__AIM OF THE EXERCISE__. Below are entries. Pull out all lines containing "INDUSTRIES".

Data excerpts
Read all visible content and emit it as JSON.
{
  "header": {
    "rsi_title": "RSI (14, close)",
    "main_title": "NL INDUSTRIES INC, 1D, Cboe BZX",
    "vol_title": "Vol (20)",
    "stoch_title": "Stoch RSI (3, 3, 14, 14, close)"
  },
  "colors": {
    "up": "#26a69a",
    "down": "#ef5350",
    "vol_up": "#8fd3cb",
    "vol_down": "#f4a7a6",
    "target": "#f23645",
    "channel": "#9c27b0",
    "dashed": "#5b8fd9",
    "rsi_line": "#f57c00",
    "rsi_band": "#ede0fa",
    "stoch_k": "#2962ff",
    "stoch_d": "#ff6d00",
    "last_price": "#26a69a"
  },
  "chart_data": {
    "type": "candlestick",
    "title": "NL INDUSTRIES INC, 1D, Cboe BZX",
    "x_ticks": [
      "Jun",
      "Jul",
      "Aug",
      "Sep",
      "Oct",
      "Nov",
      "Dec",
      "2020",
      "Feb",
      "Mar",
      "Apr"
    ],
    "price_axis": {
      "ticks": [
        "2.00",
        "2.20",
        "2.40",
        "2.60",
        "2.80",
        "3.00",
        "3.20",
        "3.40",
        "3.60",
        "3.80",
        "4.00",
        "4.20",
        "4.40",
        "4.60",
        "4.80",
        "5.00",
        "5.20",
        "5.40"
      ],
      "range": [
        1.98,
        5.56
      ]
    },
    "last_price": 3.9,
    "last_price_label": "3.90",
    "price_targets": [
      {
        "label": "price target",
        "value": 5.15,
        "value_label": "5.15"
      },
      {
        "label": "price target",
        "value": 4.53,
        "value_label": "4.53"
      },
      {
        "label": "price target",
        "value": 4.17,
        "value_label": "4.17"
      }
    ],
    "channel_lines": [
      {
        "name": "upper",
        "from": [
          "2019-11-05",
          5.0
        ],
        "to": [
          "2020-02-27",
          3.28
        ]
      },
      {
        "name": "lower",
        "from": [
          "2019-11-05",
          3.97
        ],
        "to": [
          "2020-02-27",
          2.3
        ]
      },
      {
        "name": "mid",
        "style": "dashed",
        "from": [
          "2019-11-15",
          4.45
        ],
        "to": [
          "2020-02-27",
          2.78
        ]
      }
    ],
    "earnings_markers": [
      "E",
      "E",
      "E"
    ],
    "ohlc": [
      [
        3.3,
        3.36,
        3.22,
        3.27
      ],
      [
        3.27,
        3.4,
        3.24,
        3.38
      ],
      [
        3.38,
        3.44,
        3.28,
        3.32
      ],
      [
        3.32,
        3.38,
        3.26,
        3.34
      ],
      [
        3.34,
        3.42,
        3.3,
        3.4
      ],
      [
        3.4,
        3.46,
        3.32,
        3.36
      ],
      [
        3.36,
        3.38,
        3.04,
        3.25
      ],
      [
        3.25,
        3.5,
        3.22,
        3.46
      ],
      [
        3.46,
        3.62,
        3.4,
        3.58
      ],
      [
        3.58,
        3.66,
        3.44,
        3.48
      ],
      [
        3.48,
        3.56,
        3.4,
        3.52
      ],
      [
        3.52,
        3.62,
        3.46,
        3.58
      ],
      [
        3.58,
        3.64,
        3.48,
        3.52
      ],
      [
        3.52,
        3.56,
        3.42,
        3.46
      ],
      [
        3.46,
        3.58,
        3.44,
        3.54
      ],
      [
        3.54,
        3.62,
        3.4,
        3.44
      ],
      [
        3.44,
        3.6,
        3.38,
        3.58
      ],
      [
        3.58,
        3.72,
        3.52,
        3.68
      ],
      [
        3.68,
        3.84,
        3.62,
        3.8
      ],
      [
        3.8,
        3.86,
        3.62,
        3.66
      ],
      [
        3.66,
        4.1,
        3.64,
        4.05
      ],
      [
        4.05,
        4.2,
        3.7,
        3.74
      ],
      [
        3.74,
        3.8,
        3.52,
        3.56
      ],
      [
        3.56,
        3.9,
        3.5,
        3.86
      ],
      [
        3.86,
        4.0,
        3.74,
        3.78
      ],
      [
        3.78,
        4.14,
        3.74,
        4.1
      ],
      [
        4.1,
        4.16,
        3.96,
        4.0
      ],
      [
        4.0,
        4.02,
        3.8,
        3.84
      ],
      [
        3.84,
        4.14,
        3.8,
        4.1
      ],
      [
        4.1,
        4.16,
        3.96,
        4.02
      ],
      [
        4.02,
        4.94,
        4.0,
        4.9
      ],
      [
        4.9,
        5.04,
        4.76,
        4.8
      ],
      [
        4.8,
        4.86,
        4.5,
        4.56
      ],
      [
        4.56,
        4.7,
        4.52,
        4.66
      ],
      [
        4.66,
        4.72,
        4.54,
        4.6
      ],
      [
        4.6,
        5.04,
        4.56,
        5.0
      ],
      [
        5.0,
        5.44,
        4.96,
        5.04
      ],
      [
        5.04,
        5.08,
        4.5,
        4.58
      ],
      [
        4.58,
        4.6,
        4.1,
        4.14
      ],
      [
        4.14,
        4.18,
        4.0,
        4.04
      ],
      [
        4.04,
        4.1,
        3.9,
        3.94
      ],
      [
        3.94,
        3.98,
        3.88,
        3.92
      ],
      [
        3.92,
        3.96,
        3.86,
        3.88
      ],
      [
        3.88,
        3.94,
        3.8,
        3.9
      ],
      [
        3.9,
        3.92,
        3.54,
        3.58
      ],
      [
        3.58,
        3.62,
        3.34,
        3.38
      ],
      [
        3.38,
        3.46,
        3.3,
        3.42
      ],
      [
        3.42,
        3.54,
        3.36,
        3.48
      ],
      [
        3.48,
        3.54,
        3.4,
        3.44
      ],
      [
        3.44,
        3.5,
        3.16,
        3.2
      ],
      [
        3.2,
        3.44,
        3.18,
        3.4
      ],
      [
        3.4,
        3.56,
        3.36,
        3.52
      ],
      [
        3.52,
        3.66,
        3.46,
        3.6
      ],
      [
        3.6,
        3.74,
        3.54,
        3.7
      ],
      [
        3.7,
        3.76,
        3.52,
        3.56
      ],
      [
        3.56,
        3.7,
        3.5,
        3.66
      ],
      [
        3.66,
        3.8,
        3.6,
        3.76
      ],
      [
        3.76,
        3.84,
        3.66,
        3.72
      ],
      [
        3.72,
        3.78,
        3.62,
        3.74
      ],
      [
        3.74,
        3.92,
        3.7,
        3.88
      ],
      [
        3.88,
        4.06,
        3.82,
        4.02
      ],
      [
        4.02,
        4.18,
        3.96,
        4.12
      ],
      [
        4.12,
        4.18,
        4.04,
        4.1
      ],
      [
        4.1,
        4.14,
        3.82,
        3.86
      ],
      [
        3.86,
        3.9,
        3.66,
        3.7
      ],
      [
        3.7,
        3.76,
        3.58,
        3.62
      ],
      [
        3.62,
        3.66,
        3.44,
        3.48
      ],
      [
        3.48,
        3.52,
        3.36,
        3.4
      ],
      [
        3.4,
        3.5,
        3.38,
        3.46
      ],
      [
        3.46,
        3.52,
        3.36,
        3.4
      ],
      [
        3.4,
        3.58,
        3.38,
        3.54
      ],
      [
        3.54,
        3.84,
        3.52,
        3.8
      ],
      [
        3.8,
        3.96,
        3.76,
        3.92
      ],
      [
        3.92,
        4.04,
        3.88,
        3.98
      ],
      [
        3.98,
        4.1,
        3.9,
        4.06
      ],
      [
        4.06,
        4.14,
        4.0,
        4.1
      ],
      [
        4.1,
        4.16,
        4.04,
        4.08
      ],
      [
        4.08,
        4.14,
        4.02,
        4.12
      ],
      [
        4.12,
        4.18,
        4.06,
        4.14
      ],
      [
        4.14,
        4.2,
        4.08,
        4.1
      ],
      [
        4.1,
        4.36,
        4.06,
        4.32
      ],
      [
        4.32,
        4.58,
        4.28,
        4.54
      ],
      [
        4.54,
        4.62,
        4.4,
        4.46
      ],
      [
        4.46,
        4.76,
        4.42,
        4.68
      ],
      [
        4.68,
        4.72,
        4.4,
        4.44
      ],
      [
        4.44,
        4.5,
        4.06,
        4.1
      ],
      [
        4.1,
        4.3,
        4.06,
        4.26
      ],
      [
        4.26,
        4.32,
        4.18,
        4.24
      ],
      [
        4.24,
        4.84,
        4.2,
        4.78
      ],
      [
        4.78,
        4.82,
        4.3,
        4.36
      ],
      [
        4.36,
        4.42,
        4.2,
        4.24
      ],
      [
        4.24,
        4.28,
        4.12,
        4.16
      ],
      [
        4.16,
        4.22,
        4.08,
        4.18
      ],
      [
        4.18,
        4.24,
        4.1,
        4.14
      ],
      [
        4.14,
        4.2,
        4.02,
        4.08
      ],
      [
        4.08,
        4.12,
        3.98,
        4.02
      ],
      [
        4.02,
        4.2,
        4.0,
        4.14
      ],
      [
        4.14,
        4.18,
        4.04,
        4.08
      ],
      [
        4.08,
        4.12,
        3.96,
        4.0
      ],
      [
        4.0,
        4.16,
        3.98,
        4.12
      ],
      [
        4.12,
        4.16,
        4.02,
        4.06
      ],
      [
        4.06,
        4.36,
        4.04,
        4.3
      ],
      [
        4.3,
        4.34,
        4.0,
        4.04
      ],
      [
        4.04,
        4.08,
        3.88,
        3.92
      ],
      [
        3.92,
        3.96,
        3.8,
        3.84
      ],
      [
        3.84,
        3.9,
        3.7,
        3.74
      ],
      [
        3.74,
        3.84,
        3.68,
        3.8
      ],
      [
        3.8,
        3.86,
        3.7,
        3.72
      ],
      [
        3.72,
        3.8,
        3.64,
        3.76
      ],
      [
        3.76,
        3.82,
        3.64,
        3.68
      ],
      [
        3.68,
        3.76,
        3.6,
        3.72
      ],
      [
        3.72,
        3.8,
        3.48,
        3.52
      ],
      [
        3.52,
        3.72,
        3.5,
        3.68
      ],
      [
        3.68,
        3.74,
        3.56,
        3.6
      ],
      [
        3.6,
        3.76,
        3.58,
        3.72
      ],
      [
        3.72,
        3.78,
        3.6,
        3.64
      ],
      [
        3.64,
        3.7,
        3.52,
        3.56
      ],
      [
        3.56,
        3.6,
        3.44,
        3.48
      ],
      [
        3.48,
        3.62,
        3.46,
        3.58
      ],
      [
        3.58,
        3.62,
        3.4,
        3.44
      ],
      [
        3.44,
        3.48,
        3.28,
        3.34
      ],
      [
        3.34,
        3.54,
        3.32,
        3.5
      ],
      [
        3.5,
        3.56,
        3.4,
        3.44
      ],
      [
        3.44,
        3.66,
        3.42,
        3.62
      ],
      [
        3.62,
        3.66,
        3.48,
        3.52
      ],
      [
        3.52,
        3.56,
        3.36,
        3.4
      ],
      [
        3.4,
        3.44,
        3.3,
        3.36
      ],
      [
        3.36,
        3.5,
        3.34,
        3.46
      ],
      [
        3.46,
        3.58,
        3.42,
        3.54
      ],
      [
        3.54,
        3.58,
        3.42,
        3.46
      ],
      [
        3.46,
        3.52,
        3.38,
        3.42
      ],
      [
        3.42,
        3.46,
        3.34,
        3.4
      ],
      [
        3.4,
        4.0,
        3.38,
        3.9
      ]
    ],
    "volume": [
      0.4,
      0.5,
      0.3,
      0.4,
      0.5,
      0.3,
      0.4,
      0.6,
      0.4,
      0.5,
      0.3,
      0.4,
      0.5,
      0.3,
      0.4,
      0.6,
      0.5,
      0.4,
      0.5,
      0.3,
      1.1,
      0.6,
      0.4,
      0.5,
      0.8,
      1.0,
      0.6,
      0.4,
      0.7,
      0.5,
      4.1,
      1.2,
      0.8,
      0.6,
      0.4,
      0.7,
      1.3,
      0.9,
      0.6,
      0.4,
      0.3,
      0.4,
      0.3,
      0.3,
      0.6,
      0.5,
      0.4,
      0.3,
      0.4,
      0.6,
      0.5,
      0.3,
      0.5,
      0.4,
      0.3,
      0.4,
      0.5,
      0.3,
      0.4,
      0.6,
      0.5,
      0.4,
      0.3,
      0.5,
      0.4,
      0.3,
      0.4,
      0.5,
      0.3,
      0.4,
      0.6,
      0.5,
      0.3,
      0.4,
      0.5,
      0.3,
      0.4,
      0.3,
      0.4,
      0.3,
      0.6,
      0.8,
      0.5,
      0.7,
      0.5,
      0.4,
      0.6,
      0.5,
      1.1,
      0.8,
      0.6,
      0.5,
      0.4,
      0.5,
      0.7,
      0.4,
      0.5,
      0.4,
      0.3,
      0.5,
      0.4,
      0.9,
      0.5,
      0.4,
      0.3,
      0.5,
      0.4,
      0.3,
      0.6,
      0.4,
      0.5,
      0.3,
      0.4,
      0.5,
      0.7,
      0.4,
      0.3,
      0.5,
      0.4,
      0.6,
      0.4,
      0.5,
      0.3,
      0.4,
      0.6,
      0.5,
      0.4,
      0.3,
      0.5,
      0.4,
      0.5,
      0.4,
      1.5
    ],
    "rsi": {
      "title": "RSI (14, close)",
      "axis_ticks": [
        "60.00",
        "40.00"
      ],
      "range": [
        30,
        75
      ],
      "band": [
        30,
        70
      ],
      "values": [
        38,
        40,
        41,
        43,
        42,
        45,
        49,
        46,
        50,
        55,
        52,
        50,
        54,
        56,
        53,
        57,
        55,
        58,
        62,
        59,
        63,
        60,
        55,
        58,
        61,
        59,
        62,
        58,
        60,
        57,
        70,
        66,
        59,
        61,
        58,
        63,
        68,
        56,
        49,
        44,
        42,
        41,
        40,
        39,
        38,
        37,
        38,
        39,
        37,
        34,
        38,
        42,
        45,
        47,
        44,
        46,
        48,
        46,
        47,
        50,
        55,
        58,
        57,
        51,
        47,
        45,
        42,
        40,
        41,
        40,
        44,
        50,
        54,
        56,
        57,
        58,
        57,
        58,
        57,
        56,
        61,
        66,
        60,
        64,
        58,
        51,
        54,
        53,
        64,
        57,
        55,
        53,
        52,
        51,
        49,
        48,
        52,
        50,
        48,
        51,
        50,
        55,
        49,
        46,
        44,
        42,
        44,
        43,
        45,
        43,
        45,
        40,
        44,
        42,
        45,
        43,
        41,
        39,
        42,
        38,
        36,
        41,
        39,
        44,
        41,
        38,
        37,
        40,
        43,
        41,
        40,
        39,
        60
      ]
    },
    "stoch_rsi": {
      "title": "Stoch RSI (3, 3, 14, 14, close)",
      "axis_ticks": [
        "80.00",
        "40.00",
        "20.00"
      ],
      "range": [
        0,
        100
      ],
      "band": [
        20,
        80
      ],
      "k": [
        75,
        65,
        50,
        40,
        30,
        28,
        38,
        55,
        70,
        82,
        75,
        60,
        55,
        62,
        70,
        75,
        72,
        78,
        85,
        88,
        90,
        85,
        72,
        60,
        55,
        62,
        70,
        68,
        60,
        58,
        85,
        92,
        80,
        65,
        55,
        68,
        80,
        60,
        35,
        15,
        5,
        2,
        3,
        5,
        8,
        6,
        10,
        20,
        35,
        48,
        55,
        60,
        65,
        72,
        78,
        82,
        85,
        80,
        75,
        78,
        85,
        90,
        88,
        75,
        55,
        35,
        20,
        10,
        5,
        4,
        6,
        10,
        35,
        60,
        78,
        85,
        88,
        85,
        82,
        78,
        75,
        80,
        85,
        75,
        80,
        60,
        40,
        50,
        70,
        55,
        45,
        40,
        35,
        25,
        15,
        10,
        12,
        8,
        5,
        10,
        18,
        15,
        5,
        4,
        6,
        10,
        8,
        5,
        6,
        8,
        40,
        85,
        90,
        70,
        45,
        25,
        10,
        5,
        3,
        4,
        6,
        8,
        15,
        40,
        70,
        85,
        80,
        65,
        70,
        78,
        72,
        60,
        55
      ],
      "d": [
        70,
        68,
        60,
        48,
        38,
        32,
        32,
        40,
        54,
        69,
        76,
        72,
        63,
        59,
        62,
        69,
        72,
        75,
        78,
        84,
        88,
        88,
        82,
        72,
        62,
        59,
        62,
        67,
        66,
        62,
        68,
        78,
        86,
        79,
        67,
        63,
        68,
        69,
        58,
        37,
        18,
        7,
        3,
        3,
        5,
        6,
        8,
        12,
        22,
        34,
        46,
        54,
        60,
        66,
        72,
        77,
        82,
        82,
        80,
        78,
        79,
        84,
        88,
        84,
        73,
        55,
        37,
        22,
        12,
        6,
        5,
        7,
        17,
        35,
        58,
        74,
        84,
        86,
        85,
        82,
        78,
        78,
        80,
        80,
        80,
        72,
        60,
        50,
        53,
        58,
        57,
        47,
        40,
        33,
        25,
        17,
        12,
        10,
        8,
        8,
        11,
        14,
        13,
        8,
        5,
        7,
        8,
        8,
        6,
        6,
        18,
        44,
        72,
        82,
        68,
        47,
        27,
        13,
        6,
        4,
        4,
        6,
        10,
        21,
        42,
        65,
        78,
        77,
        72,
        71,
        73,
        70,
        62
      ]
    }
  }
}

__FINAL RESULT__.
    "main_title": "NL INDUSTRIES INC, 1D, Cboe BZX",
    "title": "NL INDUSTRIES INC, 1D, Cboe BZX",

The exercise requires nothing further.